WORK TO COMPLETE: An exact transcription of every entry is required. Images are not part of it.

(Items from an interface collection)
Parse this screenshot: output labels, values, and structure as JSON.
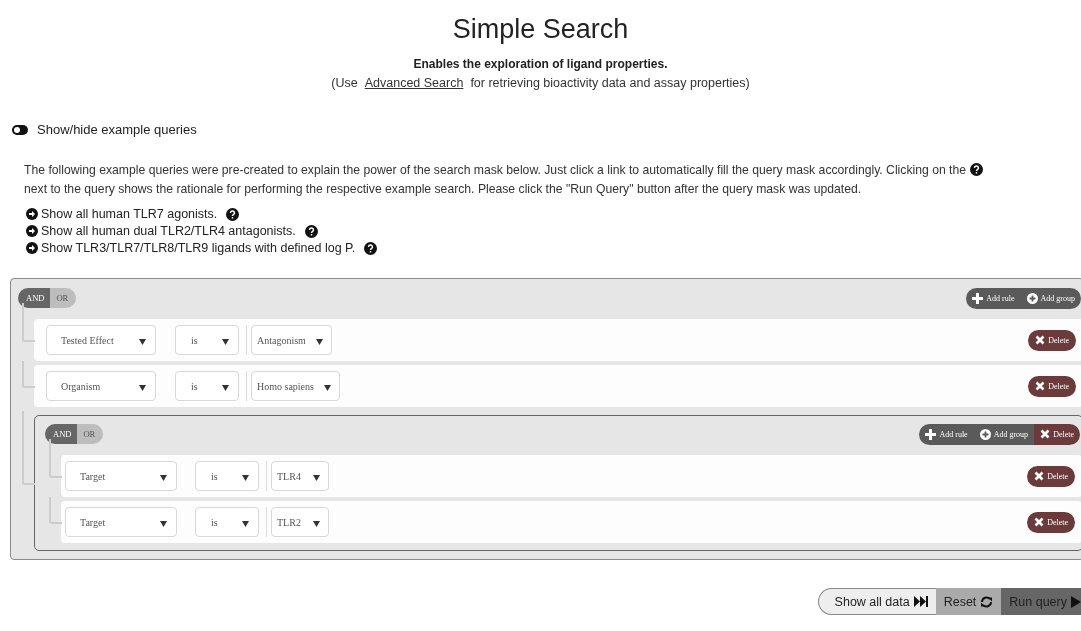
{
  "title": "Simple Search",
  "subtitle": "Enables the exploration of ligand properties.",
  "note": {
    "before": "(Use",
    "link": "Advanced Search",
    "after": "for retrieving bioactivity data and assay properties)"
  },
  "toggle_label": "Show/hide example queries",
  "description": {
    "before_icon": "The following example queries were pre-created to explain the power of the search mask below. Just click a link to automatically fill the query mask accordingly. Clicking on the",
    "after_icon": "next to the query shows the rationale for performing the respective example search. Please click the \"Run Query\" button after the query mask was updated."
  },
  "examples": [
    {
      "label": "Show all human TLR7 agonists."
    },
    {
      "label": "Show all human dual TLR2/TLR4 antagonists."
    },
    {
      "label": "Show TLR3/TLR7/TLR8/TLR9 ligands with defined log P."
    }
  ],
  "query_builder": {
    "conditions": [
      {
        "label": "AND",
        "selected": true
      },
      {
        "label": "OR",
        "selected": false
      }
    ],
    "actions": [
      {
        "kind": "add-rule",
        "label": "Add rule"
      },
      {
        "kind": "add-group",
        "label": "Add group"
      }
    ],
    "rules": [
      {
        "kind": "rule",
        "field": "Tested Effect",
        "operator": "is",
        "value": "Antagonism",
        "delete": "Delete"
      },
      {
        "kind": "rule",
        "field": "Organism",
        "operator": "is",
        "value": "Homo sapiens",
        "delete": "Delete"
      },
      {
        "kind": "group",
        "conditions": [
          {
            "label": "AND",
            "selected": true
          },
          {
            "label": "OR",
            "selected": false
          }
        ],
        "actions": [
          {
            "kind": "add-rule",
            "label": "Add rule"
          },
          {
            "kind": "add-group",
            "label": "Add group"
          },
          {
            "kind": "delete",
            "label": "Delete"
          }
        ],
        "rules": [
          {
            "kind": "rule",
            "field": "Target",
            "operator": "is",
            "value": "TLR4",
            "delete": "Delete"
          },
          {
            "kind": "rule",
            "field": "Target",
            "operator": "is",
            "value": "TLR2",
            "delete": "Delete"
          }
        ]
      }
    ]
  },
  "footer_buttons": [
    {
      "kind": "show-all",
      "label": "Show all data"
    },
    {
      "kind": "reset",
      "label": "Reset"
    },
    {
      "kind": "run",
      "label": "Run query"
    }
  ]
}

ANSWER TO THIS TASK:
Parse this screenshot: output labels, values, and structure as JSON.
{
  "title": "Simple Search",
  "subtitle": "Enables the exploration of ligand properties.",
  "note": {
    "before": "(Use",
    "link": "Advanced Search",
    "after": "for retrieving bioactivity data and assay properties)"
  },
  "toggle_label": "Show/hide example queries",
  "description": {
    "before_icon": "The following example queries were pre-created to explain the power of the search mask below. Just click a link to automatically fill the query mask accordingly. Clicking on the",
    "after_icon": "next to the query shows the rationale for performing the respective example search. Please click the \"Run Query\" button after the query mask was updated."
  },
  "examples": [
    {
      "label": "Show all human TLR7 agonists."
    },
    {
      "label": "Show all human dual TLR2/TLR4 antagonists."
    },
    {
      "label": "Show TLR3/TLR7/TLR8/TLR9 ligands with defined log P."
    }
  ],
  "query_builder": {
    "conditions": [
      {
        "label": "AND",
        "selected": true
      },
      {
        "label": "OR",
        "selected": false
      }
    ],
    "actions": [
      {
        "kind": "add-rule",
        "label": "Add rule"
      },
      {
        "kind": "add-group",
        "label": "Add group"
      }
    ],
    "rules": [
      {
        "kind": "rule",
        "field": "Tested Effect",
        "operator": "is",
        "value": "Antagonism",
        "delete": "Delete"
      },
      {
        "kind": "rule",
        "field": "Organism",
        "operator": "is",
        "value": "Homo sapiens",
        "delete": "Delete"
      },
      {
        "kind": "group",
        "conditions": [
          {
            "label": "AND",
            "selected": true
          },
          {
            "label": "OR",
            "selected": false
          }
        ],
        "actions": [
          {
            "kind": "add-rule",
            "label": "Add rule"
          },
          {
            "kind": "add-group",
            "label": "Add group"
          },
          {
            "kind": "delete",
            "label": "Delete"
          }
        ],
        "rules": [
          {
            "kind": "rule",
            "field": "Target",
            "operator": "is",
            "value": "TLR4",
            "delete": "Delete"
          },
          {
            "kind": "rule",
            "field": "Target",
            "operator": "is",
            "value": "TLR2",
            "delete": "Delete"
          }
        ]
      }
    ]
  },
  "footer_buttons": [
    {
      "kind": "show-all",
      "label": "Show all data"
    },
    {
      "kind": "reset",
      "label": "Reset"
    },
    {
      "kind": "run",
      "label": "Run query"
    }
  ]
}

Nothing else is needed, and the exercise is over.